=== RAW DATA ===
>>>

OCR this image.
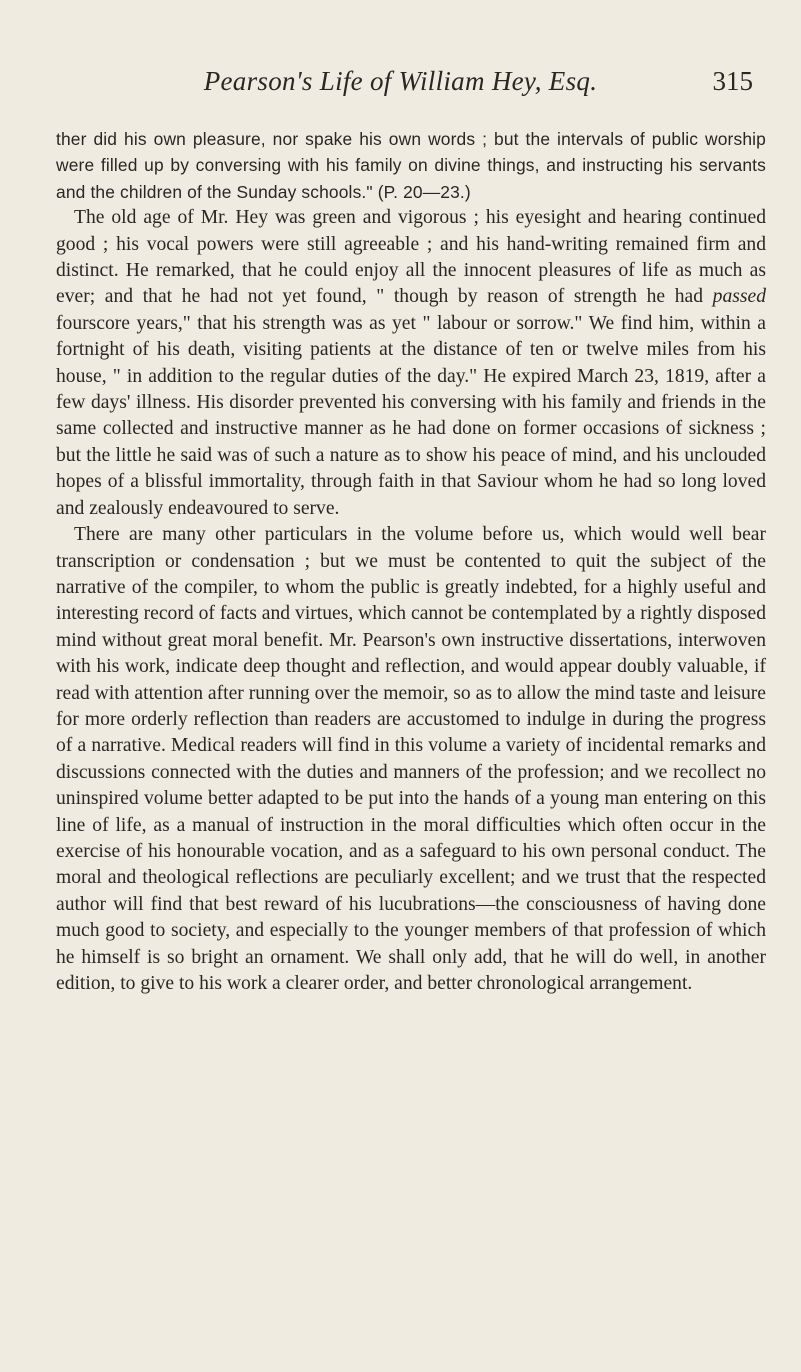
Pearson's Life of William Hey, Esq.	315

ther did his own pleasure, nor spake his own words ; but the intervals of public worship were filled up by conversing with his family on divine things, and instructing his servants and the children of the Sunday schools." (P. 20—23.)

The old age of Mr. Hey was green and vigorous ; his eyesight and hearing continued good ; his vocal powers were still agreeable ; and his hand-writing remained firm and distinct. He remarked, that he could enjoy all the innocent pleasures of life as much as ever; and that he had not yet found, " though by reason of strength he had passed fourscore years," that his strength was as yet " labour or sorrow." We find him, within a fortnight of his death, visiting patients at the distance of ten or twelve miles from his house, " in addition to the regular duties of the day." He expired March 23, 1819, after a few days' illness. His disorder prevented his conversing with his family and friends in the same collected and instructive manner as he had done on former occasions of sickness ; but the little he said was of such a nature as to show his peace of mind, and his unclouded hopes of a blissful immortality, through faith in that Saviour whom he had so long loved and zealously endeavoured to serve.

There are many other particulars in the volume before us, which would well bear transcription or condensation ; but we must be contented to quit the subject of the narrative of the compiler, to whom the public is greatly indebted, for a highly useful and interesting record of facts and virtues, which cannot be contemplated by a rightly disposed mind without great moral benefit. Mr. Pearson's own instructive dissertations, interwoven with his work, indicate deep thought and reflection, and would appear doubly valuable, if read with attention after running over the memoir, so as to allow the mind taste and leisure for more orderly reflection than readers are accustomed to indulge in during the progress of a narrative. Medical readers will find in this volume a variety of incidental remarks and discussions connected with the duties and manners of the profession; and we recollect no uninspired volume better adapted to be put into the hands of a young man entering on this line of life, as a manual of instruction in the moral difficulties which often occur in the exercise of his honourable vocation, and as a safeguard to his own personal conduct. The moral and theological reflections are peculiarly excellent; and we trust that the respected author will find that best reward of his lucubrations—the consciousness of having done much good to society, and especially to the younger members of that profession of which he himself is so bright an ornament. We shall only add, that he will do well, in another edition, to give to his work a clearer order, and better chronological arrangement.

<<<

When a line in the entries above holds the word "conversing", add it to the count, then state only the count.

2